→ **Entries**:
_____

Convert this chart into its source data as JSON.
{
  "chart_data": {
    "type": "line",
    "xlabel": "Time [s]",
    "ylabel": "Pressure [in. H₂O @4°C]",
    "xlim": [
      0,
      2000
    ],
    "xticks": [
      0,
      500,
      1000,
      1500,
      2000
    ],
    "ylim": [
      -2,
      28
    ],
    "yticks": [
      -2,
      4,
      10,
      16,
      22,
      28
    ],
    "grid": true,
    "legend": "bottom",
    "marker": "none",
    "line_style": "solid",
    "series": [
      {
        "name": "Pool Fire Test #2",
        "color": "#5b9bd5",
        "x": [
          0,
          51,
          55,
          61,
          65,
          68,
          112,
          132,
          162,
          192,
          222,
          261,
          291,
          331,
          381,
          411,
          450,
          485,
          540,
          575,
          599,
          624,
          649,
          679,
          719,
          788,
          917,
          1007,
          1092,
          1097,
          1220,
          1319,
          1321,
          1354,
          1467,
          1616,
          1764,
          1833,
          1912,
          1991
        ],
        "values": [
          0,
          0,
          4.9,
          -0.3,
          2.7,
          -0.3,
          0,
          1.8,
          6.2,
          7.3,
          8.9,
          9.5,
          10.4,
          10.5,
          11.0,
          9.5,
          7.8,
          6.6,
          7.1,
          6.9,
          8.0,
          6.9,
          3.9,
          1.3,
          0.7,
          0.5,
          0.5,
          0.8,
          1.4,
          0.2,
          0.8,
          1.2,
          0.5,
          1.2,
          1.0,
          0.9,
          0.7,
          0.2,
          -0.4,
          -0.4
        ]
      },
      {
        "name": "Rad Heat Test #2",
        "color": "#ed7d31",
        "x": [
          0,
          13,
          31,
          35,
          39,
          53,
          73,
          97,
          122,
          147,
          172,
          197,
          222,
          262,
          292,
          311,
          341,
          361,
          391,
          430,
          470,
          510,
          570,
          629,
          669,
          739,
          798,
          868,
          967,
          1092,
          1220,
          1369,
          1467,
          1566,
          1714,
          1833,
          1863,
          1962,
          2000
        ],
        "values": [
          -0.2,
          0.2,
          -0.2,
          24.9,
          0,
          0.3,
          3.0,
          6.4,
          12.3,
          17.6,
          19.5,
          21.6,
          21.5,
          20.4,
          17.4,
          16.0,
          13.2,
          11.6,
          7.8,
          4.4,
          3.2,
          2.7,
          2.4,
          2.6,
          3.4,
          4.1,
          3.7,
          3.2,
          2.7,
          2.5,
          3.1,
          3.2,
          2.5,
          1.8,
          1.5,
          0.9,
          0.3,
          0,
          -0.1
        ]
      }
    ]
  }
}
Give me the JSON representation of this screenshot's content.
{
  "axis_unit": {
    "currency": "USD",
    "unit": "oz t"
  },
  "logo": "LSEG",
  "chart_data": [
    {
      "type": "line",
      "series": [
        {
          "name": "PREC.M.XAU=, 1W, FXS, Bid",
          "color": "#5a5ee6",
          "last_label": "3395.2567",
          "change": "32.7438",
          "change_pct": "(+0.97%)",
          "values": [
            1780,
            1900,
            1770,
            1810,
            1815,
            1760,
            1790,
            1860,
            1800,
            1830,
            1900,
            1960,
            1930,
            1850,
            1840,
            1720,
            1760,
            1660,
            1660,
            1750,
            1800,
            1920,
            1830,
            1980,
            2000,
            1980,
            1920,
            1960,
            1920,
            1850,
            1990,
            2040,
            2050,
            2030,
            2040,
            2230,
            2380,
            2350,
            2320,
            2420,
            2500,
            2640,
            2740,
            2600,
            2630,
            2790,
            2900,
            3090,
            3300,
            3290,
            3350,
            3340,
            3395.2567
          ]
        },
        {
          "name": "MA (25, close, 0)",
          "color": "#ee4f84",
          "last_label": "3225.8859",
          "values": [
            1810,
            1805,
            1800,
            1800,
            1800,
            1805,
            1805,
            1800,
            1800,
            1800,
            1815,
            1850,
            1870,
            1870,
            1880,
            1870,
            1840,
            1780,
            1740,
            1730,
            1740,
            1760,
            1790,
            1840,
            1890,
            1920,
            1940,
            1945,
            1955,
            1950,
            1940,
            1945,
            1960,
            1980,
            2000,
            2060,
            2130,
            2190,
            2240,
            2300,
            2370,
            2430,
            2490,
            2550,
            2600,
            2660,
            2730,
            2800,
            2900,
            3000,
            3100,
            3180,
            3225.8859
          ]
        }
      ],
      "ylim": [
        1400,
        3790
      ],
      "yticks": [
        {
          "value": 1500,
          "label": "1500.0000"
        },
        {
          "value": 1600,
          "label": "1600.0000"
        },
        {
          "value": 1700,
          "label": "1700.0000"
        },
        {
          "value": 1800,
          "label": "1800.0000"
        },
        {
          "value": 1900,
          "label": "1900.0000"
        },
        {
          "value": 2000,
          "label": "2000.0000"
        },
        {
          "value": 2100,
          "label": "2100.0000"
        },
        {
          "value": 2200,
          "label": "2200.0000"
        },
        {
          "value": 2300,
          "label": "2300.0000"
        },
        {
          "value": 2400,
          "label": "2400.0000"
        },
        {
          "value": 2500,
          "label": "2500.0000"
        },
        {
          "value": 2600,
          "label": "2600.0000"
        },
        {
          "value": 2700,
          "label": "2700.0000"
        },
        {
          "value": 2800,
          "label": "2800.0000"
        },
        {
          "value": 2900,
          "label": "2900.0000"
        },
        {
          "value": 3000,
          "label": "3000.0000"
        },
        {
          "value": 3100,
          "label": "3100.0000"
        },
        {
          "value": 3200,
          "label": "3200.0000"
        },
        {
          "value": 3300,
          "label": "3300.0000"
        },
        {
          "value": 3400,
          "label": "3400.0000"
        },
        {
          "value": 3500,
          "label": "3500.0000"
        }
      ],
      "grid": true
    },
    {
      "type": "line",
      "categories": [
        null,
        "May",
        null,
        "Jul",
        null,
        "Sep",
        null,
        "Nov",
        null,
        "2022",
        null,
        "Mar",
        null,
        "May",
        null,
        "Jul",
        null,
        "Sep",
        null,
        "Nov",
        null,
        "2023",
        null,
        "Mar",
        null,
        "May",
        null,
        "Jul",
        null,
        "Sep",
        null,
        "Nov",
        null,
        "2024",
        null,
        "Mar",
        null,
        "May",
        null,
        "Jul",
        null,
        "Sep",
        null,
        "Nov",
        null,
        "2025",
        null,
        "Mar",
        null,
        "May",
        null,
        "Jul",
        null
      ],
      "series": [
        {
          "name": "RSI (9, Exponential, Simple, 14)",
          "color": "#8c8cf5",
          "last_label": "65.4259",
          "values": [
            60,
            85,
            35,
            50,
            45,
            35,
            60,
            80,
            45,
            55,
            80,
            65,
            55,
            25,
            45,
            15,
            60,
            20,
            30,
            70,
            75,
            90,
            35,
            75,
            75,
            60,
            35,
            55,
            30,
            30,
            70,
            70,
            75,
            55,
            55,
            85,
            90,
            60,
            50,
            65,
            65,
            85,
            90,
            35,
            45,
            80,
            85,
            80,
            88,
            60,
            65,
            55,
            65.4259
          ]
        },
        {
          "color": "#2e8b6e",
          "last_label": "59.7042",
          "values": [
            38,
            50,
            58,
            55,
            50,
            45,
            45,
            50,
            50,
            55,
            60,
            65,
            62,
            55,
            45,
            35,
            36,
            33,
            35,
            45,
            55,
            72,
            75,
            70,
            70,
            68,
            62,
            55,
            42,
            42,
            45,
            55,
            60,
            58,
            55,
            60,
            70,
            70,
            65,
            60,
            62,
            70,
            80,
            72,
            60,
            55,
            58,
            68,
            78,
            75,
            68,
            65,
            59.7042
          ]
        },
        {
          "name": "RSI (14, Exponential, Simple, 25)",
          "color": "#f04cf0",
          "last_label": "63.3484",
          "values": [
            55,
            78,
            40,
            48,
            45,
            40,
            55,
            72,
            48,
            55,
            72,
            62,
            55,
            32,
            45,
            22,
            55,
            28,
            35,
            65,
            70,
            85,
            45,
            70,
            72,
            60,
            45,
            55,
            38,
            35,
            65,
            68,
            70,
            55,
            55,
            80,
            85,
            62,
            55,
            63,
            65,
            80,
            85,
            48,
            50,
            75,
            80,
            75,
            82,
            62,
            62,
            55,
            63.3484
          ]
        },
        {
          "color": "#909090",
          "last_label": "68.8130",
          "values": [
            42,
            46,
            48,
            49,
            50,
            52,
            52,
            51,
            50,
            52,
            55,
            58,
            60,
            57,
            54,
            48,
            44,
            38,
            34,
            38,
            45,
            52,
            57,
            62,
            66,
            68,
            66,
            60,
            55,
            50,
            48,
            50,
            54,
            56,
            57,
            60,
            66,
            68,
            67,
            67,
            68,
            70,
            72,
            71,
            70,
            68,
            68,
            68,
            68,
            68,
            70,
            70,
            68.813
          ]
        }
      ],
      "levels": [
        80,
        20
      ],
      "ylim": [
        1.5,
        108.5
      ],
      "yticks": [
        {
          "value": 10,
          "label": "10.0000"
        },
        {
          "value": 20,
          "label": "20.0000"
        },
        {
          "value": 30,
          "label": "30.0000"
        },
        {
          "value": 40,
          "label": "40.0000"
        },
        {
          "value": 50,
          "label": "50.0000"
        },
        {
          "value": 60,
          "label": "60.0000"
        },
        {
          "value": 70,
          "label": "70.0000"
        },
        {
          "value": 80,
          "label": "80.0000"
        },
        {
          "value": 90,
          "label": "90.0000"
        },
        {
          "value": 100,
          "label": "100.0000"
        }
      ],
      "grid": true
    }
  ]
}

_____

→ **Stated goal**: List every line above that contains the word "name".

→ **Complete answer**:
        "name": "Pool Fire Test #2",
        "name": "Rad Heat Test #2",
          "name": "PREC.M.XAU=, 1W, FXS, Bid",
          "name": "MA (25, close, 0)",
          "name": "RSI (9, Exponential, Simple, 14)",
          "name": "RSI (14, Exponential, Simple, 25)",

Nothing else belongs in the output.